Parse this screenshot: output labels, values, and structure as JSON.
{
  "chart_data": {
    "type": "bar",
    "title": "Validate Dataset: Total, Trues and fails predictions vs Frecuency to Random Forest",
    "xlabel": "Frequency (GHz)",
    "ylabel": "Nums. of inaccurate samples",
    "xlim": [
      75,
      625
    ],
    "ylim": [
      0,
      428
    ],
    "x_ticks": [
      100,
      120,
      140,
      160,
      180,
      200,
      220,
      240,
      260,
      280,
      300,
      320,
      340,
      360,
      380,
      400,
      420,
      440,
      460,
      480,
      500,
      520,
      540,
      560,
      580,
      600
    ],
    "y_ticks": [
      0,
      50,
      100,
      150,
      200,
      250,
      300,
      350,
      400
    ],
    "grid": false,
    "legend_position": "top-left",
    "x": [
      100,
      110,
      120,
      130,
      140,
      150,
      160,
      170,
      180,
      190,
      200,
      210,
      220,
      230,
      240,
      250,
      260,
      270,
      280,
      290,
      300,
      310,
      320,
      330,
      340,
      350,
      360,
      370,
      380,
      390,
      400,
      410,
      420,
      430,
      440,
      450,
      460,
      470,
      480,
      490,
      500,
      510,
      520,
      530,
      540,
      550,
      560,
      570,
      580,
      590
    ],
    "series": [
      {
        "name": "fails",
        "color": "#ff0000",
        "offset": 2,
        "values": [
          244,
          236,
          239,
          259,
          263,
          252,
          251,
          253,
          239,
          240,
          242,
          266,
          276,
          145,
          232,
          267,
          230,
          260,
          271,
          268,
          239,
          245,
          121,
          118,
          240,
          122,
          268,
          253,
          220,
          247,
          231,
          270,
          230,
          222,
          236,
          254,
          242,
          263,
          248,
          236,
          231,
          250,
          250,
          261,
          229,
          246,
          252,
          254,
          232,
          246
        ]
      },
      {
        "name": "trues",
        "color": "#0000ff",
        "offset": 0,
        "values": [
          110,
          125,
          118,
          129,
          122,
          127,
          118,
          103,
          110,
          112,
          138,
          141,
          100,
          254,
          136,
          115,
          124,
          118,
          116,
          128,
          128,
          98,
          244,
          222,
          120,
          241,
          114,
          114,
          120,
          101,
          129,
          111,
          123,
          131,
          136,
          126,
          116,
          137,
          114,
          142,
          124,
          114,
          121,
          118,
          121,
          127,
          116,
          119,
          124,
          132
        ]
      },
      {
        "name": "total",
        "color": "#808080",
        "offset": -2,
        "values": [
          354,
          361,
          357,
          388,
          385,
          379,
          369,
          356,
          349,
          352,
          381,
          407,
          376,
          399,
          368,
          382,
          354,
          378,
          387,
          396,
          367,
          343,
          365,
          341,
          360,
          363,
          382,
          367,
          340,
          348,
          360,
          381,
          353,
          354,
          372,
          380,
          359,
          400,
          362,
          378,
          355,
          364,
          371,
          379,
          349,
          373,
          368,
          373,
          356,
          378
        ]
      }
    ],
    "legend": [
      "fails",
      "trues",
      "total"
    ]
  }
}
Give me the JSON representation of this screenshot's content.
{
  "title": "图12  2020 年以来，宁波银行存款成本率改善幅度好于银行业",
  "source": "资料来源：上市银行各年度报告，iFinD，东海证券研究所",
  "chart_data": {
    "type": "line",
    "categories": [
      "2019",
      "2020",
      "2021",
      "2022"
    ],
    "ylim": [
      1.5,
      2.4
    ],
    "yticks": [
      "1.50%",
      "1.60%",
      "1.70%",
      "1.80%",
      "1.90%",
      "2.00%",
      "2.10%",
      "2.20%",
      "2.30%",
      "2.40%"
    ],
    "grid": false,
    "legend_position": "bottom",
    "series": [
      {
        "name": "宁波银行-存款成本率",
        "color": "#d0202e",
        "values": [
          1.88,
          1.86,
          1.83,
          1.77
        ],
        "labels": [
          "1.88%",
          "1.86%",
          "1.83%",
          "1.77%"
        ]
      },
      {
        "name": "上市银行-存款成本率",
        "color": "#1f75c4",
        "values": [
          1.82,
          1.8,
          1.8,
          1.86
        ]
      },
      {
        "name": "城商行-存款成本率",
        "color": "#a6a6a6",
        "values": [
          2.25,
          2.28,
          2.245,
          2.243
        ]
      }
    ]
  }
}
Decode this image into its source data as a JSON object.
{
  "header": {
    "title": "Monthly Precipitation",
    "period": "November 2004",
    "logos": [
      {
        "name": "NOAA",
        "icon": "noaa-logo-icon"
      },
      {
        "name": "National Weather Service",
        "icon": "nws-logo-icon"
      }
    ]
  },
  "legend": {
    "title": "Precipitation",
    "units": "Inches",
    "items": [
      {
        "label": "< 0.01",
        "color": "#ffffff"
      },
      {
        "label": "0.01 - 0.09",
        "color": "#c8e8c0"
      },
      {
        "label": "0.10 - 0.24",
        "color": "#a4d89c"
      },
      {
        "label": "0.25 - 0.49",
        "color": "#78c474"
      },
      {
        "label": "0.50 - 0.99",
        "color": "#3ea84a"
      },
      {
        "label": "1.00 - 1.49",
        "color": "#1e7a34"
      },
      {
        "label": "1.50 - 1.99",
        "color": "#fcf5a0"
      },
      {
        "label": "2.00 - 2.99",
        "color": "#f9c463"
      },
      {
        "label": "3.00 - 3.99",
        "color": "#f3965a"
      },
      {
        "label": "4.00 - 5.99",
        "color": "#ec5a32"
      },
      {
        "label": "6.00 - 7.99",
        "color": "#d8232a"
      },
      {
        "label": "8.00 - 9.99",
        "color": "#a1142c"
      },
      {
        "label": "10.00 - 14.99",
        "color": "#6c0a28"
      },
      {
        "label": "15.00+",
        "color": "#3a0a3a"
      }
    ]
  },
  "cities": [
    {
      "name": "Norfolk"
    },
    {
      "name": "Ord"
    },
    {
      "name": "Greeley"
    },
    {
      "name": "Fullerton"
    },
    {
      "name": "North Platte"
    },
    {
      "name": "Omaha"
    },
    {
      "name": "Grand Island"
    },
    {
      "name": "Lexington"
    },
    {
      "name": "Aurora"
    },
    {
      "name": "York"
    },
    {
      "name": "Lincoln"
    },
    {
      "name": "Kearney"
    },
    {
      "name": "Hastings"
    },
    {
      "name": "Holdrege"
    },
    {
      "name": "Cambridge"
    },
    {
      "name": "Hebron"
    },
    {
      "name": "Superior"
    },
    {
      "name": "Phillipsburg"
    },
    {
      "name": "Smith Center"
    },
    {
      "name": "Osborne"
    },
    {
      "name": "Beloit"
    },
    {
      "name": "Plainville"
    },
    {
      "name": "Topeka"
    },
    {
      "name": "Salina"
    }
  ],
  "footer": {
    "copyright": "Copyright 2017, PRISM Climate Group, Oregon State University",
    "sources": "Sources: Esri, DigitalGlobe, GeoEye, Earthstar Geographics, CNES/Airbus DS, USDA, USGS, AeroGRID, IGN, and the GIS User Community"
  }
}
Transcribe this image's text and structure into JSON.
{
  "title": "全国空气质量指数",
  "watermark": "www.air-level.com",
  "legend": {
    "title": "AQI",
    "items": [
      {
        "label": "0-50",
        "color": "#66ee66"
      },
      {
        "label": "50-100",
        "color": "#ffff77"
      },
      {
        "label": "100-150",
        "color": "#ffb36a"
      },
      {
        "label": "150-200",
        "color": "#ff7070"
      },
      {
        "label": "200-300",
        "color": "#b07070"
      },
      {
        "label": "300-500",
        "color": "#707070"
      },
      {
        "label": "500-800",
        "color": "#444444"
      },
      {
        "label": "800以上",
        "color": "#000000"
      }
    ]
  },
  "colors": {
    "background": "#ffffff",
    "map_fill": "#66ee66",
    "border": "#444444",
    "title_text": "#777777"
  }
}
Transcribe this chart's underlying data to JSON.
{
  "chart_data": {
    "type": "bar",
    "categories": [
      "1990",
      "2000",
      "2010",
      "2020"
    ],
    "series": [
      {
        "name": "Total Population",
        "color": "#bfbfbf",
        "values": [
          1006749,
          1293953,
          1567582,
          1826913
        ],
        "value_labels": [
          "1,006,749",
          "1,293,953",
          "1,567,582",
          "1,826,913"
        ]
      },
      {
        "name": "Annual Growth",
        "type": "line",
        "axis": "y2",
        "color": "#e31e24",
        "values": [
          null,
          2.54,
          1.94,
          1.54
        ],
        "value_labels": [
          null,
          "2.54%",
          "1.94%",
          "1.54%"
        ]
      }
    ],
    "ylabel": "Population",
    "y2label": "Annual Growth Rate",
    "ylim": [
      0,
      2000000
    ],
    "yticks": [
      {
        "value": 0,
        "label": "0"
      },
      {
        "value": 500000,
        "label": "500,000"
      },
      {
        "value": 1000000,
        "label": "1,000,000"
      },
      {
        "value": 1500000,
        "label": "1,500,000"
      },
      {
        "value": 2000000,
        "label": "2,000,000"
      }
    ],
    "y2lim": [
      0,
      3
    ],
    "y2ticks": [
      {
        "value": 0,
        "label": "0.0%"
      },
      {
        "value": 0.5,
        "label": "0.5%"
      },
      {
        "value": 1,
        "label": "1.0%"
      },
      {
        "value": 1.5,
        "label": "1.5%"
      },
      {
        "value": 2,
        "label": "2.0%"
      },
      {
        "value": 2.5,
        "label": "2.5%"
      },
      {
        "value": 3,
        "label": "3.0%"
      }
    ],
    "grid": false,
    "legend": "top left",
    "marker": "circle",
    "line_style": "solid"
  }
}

•••

- **Written problem**: Find the word "left" in the entries, and copy every line it shows up in.

- **Response for this exercise**:
    "legend_position": "top-left",
    "legend": "top left",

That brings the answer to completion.